All patients were submitted to dryness question-naire. Those who had symptoms of dryness or anti/ Ro were submitted to glandular function evaluation by whole unstimulated salivary flow (WUSF) measurement, Schirmer’s test I (ST I), lissamine green, and fluorescein test. Criteria for performing labial salivary gland biopsy (LSGB) were: salivary and/or lacrimal dysfunction or positive anti/Ro or systemic manifestation according to ESSDAI.
Classification criteria were based on the 2002 American-European Consensus Group (AECG) consensus, which assesses ocular and oral symptoms, ocular and oral objective tests, minor salivary gland histopathology, and the presence of autoantibodies. In addition, the new criteria of the American College of Rheumatology and the European League Against Rheumatism (ACR-EULAR) 2016 were used to classify SS, including the following items: the presence of focal lymphocytic sialadenitis with a focal score ≥ 1 (3 points), presence of anti/Ro (3 points), Schirmer test I (ST-I) ≤ 5 mm/5 min (1 point), ocular surface staining score (or van Bijsterveld score) ≥ 5 (1 point) and unstimulated salivary flow ≤ 0.1 ml/min (1 point), being positive when result is ≥ 4 points. In SS/SLE patients, the ESSDAI instrument was applied to assess disease activity.
The WUSF measurement procedure was performed using the passive flow technique, for 15 min. All collected saliva was weighed on a calibrated precision scale equipment, brand BEL Engineering®, mark 160, class II. A value ≤ 0.1 ml/min was considered positive.

___

WORK ORDER: In the methods text, change "evaluation" to "assessment" and give the part between "All patients were" and "according to ESSDAI.", inclusive.

RECORDS SUPPLIED:
___

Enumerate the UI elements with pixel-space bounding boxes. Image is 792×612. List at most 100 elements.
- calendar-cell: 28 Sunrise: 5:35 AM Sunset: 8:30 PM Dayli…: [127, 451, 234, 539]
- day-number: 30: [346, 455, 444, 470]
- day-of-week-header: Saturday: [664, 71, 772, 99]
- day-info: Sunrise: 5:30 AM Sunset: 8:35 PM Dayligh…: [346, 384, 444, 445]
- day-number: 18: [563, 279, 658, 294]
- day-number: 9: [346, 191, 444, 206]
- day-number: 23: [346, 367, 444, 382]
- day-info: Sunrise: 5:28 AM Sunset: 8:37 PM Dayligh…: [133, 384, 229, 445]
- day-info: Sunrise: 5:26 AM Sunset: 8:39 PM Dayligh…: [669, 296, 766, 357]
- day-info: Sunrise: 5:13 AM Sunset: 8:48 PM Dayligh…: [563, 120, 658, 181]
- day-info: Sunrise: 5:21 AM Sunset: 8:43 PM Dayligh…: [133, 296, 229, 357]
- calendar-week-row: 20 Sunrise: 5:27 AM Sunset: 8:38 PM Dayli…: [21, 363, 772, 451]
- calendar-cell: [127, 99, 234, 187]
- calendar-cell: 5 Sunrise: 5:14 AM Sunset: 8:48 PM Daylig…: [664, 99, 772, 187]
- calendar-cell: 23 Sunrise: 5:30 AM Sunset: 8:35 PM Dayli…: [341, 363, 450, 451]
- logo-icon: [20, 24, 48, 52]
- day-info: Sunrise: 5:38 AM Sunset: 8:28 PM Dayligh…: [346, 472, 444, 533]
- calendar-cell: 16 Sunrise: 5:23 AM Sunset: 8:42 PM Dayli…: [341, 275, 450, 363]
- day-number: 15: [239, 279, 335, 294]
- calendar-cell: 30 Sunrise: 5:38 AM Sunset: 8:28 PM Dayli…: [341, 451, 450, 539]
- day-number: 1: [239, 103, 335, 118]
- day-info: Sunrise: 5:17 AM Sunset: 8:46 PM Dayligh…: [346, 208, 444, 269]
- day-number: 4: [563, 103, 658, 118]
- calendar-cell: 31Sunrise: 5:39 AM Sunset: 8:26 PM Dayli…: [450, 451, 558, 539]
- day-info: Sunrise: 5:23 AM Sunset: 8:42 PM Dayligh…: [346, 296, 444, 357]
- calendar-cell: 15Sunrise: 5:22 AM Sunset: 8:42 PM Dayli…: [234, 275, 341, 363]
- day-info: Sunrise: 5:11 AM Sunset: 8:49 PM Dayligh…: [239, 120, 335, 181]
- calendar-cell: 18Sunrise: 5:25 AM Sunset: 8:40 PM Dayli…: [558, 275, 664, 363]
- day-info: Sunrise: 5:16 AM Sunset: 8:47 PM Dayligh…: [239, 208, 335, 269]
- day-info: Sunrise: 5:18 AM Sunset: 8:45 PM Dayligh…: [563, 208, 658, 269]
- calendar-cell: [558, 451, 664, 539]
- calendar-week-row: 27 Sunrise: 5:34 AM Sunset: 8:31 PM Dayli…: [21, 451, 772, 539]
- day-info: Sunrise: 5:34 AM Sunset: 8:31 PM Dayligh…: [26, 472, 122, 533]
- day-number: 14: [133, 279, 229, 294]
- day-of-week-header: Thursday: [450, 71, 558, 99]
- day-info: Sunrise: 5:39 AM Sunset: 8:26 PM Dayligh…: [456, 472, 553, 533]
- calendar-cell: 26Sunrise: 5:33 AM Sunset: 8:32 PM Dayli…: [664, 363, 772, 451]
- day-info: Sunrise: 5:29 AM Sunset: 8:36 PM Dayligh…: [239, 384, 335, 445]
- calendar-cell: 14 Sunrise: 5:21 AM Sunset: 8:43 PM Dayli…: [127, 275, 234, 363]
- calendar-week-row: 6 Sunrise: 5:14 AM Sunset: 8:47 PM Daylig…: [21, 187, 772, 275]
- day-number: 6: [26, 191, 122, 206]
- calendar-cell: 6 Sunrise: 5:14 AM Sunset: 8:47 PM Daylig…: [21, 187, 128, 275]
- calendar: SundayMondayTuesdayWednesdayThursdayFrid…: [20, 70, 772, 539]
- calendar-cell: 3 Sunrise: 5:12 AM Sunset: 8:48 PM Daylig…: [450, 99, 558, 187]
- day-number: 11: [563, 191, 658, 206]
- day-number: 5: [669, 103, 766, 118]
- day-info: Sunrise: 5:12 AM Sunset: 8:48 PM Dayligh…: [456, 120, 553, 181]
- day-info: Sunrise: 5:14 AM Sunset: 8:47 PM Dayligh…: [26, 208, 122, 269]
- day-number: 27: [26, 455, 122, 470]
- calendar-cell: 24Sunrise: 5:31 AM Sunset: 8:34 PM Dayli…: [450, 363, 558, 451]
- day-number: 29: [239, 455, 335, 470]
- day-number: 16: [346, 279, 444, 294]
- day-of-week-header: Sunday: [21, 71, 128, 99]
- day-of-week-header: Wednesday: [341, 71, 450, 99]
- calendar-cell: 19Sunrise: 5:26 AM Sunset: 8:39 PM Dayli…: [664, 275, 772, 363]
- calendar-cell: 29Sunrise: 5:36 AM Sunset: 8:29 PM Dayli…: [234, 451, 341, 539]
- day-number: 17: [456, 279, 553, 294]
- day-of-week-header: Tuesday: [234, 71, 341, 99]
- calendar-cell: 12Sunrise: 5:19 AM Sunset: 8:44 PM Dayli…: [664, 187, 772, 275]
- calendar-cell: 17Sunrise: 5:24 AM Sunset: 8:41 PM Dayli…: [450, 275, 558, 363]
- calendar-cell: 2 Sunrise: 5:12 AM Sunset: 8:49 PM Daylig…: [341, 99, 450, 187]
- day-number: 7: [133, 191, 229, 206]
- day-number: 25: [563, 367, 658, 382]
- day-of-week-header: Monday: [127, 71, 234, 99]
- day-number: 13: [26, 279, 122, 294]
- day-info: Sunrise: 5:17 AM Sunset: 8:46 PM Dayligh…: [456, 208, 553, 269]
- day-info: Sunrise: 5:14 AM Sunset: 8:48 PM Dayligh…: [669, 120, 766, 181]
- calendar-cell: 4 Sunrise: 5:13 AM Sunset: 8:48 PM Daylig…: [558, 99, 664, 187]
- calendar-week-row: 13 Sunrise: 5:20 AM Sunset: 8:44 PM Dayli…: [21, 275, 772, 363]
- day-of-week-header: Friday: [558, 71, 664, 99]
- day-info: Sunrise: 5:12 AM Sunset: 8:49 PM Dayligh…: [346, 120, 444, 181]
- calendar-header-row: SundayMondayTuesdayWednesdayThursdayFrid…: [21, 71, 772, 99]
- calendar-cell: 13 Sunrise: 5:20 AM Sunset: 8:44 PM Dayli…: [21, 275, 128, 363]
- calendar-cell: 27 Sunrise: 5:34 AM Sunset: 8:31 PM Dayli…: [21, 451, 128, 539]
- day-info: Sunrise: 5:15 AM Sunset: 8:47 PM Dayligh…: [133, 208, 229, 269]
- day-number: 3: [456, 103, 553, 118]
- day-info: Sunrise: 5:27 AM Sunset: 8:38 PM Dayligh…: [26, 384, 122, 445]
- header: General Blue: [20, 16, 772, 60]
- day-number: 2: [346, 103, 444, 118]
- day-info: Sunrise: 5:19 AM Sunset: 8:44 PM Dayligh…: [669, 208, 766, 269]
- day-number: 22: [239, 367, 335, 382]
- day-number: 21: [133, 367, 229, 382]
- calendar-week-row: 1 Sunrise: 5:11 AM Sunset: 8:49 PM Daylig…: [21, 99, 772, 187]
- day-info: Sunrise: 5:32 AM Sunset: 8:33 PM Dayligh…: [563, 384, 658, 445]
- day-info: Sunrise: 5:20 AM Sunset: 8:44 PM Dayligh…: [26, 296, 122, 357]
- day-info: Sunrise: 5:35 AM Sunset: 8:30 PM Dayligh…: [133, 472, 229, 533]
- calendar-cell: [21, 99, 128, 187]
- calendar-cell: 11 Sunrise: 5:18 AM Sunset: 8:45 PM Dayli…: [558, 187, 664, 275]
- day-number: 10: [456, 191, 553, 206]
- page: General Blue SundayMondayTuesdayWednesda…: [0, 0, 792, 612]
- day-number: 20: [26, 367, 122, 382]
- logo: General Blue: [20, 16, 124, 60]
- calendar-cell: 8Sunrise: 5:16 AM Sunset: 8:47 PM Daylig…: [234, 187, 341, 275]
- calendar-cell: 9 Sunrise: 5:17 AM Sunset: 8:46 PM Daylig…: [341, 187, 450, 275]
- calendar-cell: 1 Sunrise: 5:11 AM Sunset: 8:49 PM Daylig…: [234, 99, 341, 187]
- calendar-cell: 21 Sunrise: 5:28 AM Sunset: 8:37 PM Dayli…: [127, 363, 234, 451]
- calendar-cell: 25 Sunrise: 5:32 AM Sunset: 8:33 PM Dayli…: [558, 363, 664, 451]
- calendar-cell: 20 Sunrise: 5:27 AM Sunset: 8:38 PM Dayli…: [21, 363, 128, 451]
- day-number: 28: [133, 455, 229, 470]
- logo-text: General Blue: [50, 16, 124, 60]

___

RESPONSE:
All patients were submitted to dryness question-naire. Those who had symptoms of dryness or anti/ Ro were submitted to glandular function assessment by whole unstimulated salivary flow (WUSF) measurement, Schirmer’s test I (ST I), lissamine green, and fluorescein test. Criteria for performing labial salivary gland biopsy (LSGB) were: salivary and/or lacrimal dysfunction or positive anti/Ro or systemic manifestation according to ESSDAI.